Stored records
_ _ _

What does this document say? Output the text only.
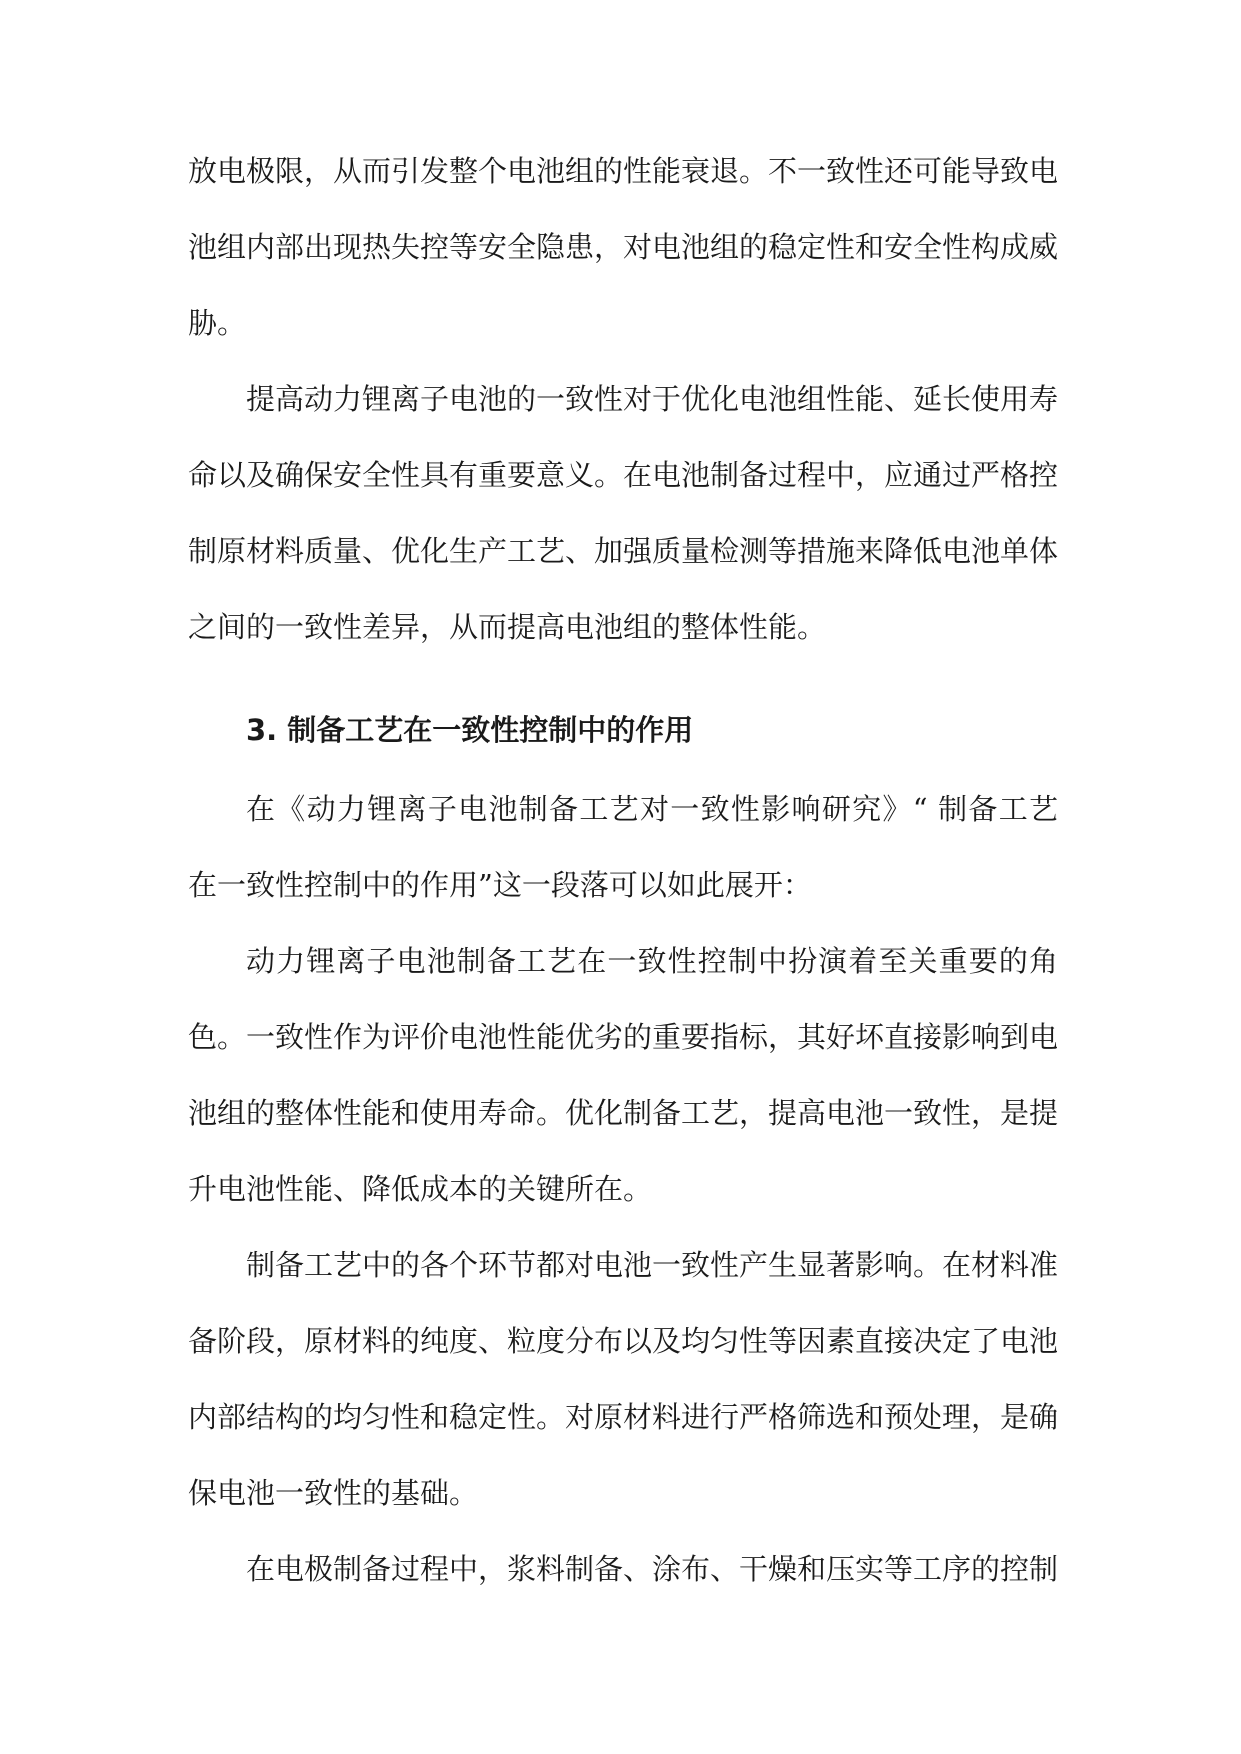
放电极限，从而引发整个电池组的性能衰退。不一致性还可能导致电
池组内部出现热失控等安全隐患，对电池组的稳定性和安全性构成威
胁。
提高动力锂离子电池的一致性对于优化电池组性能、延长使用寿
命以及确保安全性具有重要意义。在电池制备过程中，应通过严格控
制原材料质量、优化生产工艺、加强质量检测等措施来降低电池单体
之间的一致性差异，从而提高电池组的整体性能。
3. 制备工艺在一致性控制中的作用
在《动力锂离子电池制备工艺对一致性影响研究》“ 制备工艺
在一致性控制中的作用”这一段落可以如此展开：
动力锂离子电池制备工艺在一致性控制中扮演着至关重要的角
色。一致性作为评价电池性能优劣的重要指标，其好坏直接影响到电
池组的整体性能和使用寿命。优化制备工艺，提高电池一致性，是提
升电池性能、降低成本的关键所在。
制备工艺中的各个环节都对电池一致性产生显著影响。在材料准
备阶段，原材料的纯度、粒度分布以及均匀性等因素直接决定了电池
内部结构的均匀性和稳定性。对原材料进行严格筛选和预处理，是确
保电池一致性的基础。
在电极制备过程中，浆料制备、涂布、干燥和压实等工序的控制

_ _ _

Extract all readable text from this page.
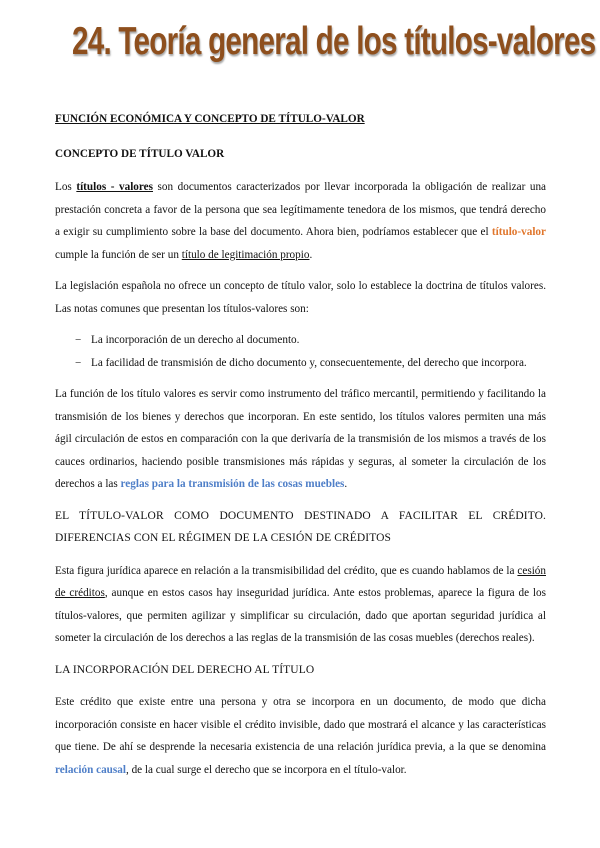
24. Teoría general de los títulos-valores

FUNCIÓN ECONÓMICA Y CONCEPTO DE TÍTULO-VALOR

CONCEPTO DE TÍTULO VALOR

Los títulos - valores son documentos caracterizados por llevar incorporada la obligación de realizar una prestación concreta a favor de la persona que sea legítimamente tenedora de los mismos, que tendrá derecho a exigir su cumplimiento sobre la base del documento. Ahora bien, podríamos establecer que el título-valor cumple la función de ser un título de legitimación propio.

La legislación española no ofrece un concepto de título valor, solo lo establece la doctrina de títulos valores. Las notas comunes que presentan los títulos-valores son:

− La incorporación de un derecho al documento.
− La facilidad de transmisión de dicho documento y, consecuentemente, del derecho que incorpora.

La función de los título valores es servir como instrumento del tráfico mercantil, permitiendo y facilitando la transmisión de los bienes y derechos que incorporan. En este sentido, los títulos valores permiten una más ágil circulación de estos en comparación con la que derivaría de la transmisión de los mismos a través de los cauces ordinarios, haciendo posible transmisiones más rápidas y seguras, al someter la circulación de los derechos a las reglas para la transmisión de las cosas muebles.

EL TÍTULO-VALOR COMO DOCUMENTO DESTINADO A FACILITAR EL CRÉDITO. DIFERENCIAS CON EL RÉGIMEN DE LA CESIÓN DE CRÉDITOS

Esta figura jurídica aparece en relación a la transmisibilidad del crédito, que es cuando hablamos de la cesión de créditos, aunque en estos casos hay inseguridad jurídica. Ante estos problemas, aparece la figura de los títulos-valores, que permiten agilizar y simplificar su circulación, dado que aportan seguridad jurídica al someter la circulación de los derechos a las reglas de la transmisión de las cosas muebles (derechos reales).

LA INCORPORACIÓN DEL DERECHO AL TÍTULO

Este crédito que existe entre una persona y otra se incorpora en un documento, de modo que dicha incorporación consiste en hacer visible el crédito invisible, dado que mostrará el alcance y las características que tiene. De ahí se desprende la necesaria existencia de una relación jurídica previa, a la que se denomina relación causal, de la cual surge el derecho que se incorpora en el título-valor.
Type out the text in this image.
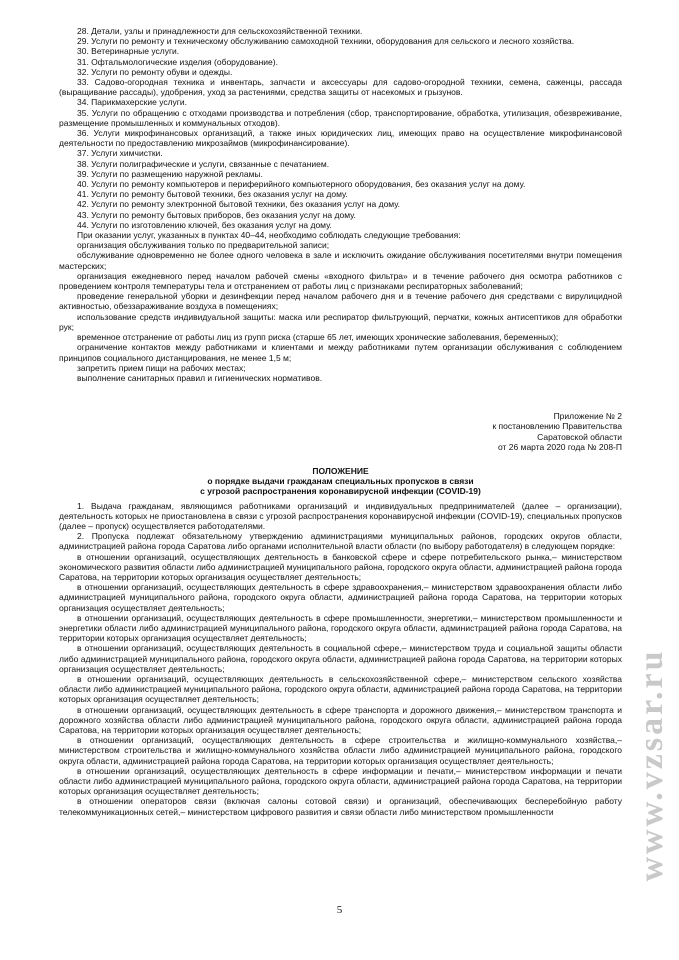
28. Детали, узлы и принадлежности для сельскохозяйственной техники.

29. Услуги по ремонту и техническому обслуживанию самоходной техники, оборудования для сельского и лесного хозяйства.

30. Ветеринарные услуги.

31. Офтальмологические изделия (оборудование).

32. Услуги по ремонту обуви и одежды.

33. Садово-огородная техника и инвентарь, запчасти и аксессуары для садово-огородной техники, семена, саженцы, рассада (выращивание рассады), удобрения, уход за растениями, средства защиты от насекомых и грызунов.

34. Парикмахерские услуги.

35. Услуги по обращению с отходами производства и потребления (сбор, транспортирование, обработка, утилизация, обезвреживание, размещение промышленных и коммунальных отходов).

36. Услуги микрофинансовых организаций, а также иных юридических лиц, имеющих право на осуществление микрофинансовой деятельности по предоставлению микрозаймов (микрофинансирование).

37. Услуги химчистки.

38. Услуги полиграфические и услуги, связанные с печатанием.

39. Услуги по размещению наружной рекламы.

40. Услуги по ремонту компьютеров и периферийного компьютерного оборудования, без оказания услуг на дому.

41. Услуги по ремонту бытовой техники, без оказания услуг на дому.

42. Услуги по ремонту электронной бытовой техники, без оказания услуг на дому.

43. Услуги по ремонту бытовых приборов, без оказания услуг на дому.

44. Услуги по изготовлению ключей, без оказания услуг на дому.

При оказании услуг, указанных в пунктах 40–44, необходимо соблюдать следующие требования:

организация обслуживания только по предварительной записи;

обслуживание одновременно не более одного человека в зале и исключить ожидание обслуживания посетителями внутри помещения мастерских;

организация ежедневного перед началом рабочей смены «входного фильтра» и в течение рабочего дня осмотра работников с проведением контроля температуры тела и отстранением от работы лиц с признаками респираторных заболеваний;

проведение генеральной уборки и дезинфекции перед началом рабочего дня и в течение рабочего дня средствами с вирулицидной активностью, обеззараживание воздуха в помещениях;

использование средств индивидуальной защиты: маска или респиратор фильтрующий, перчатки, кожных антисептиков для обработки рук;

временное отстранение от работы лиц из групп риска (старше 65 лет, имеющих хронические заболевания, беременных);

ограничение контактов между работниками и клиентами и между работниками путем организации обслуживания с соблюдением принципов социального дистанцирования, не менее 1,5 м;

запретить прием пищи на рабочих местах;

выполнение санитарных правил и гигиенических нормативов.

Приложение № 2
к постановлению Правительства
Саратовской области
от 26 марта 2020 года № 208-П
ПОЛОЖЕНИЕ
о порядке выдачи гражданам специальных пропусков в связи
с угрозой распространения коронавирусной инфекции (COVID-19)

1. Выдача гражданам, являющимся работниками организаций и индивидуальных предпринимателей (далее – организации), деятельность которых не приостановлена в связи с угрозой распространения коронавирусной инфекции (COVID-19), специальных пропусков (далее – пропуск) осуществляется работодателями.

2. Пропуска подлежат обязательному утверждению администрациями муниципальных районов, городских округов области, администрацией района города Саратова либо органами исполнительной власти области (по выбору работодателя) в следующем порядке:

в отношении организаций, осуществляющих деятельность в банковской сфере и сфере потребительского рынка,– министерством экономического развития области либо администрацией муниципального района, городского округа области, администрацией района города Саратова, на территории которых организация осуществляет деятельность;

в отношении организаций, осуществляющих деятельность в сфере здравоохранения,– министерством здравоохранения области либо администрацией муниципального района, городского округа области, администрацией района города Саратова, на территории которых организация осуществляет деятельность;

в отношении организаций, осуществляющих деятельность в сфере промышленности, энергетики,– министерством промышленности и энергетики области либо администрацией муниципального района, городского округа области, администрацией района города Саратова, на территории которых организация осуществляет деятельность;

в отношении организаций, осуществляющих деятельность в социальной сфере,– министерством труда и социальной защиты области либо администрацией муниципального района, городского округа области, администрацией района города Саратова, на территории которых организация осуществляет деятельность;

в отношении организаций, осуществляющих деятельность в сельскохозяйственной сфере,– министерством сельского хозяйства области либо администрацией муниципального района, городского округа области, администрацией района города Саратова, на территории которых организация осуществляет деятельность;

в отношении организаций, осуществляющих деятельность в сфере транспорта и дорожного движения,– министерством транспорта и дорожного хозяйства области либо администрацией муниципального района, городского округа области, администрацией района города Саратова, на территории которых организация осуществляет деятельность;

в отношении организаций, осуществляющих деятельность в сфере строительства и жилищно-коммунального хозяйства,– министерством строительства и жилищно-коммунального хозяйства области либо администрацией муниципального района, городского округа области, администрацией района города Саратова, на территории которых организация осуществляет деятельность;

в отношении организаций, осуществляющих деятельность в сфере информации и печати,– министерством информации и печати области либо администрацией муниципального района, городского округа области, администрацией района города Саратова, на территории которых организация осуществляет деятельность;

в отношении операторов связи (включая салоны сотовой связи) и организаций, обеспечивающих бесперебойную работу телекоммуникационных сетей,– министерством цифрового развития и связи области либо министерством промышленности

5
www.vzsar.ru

_ _ _

### Required work
From the entries above, extract each line containing "специальных".

### Expected output
о порядке выдачи гражданам специальных пропусков в связи
1. Выдача гражданам, являющимся работниками организаций и индивидуальных предпринимателей (далее – организации), деятельность которых не приостановлена в связи с угрозой распространения коронавирусной инфекции (COVID-19), специальных пропусков (далее – пропуск) осуществляется работодателями.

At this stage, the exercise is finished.